• _Supplied records_:
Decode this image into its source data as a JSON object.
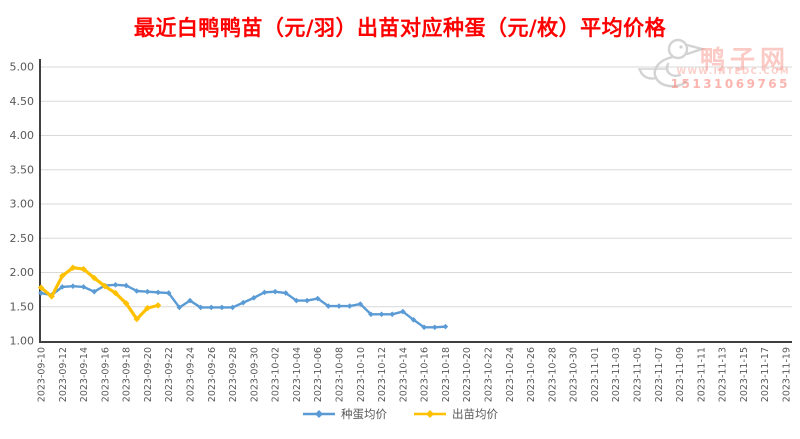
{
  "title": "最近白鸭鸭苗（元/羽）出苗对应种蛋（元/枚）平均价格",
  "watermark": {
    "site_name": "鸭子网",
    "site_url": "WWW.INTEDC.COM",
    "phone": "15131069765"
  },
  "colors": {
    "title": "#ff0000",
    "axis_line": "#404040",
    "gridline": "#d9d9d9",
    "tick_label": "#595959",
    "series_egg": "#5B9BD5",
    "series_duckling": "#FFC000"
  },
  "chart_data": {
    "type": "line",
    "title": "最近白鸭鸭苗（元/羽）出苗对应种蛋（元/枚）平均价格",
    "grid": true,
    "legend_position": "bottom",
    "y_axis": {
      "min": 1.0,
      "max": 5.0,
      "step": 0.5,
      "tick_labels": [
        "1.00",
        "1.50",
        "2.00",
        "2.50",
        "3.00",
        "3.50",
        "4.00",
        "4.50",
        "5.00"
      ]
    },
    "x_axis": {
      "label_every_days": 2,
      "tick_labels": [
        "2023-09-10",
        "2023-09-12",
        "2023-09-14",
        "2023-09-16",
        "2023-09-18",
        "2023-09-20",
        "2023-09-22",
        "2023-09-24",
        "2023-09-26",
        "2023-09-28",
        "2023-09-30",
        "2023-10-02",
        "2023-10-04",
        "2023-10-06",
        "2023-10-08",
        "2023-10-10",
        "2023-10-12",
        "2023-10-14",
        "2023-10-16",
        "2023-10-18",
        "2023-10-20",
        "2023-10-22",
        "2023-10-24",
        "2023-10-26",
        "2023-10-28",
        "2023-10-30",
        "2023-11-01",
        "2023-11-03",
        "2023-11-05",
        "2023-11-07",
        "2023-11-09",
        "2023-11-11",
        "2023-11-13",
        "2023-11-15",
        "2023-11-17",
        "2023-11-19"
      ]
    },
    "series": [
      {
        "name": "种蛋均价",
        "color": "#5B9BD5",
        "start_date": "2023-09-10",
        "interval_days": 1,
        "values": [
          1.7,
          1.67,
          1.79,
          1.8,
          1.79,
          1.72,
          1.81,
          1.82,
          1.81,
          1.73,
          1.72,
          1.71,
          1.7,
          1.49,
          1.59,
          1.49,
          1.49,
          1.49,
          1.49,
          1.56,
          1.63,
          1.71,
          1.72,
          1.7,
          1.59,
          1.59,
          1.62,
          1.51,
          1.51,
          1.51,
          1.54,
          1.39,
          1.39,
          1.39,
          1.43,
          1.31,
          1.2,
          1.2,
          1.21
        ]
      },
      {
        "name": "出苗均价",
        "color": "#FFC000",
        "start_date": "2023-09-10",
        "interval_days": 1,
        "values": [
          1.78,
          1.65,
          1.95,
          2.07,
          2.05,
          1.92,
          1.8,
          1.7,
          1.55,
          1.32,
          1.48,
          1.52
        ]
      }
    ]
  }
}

• _Exercise prompt_:
Leave out the pictures and output every record above precisely as given.

• _Final result_:
Decode this image into its source data as a JSON object.
{
  "title": "最近白鸭鸭苗（元/羽）出苗对应种蛋（元/枚）平均价格",
  "watermark": {
    "site_name": "鸭子网",
    "site_url": "WWW.INTEDC.COM",
    "phone": "15131069765"
  },
  "colors": {
    "title": "#ff0000",
    "axis_line": "#404040",
    "gridline": "#d9d9d9",
    "tick_label": "#595959",
    "series_egg": "#5B9BD5",
    "series_duckling": "#FFC000"
  },
  "chart_data": {
    "type": "line",
    "title": "最近白鸭鸭苗（元/羽）出苗对应种蛋（元/枚）平均价格",
    "grid": true,
    "legend_position": "bottom",
    "y_axis": {
      "min": 1.0,
      "max": 5.0,
      "step": 0.5,
      "tick_labels": [
        "1.00",
        "1.50",
        "2.00",
        "2.50",
        "3.00",
        "3.50",
        "4.00",
        "4.50",
        "5.00"
      ]
    },
    "x_axis": {
      "label_every_days": 2,
      "tick_labels": [
        "2023-09-10",
        "2023-09-12",
        "2023-09-14",
        "2023-09-16",
        "2023-09-18",
        "2023-09-20",
        "2023-09-22",
        "2023-09-24",
        "2023-09-26",
        "2023-09-28",
        "2023-09-30",
        "2023-10-02",
        "2023-10-04",
        "2023-10-06",
        "2023-10-08",
        "2023-10-10",
        "2023-10-12",
        "2023-10-14",
        "2023-10-16",
        "2023-10-18",
        "2023-10-20",
        "2023-10-22",
        "2023-10-24",
        "2023-10-26",
        "2023-10-28",
        "2023-10-30",
        "2023-11-01",
        "2023-11-03",
        "2023-11-05",
        "2023-11-07",
        "2023-11-09",
        "2023-11-11",
        "2023-11-13",
        "2023-11-15",
        "2023-11-17",
        "2023-11-19"
      ]
    },
    "series": [
      {
        "name": "种蛋均价",
        "color": "#5B9BD5",
        "start_date": "2023-09-10",
        "interval_days": 1,
        "values": [
          1.7,
          1.67,
          1.79,
          1.8,
          1.79,
          1.72,
          1.81,
          1.82,
          1.81,
          1.73,
          1.72,
          1.71,
          1.7,
          1.49,
          1.59,
          1.49,
          1.49,
          1.49,
          1.49,
          1.56,
          1.63,
          1.71,
          1.72,
          1.7,
          1.59,
          1.59,
          1.62,
          1.51,
          1.51,
          1.51,
          1.54,
          1.39,
          1.39,
          1.39,
          1.43,
          1.31,
          1.2,
          1.2,
          1.21
        ]
      },
      {
        "name": "出苗均价",
        "color": "#FFC000",
        "start_date": "2023-09-10",
        "interval_days": 1,
        "values": [
          1.78,
          1.65,
          1.95,
          2.07,
          2.05,
          1.92,
          1.8,
          1.7,
          1.55,
          1.32,
          1.48,
          1.52
        ]
      }
    ]
  }
}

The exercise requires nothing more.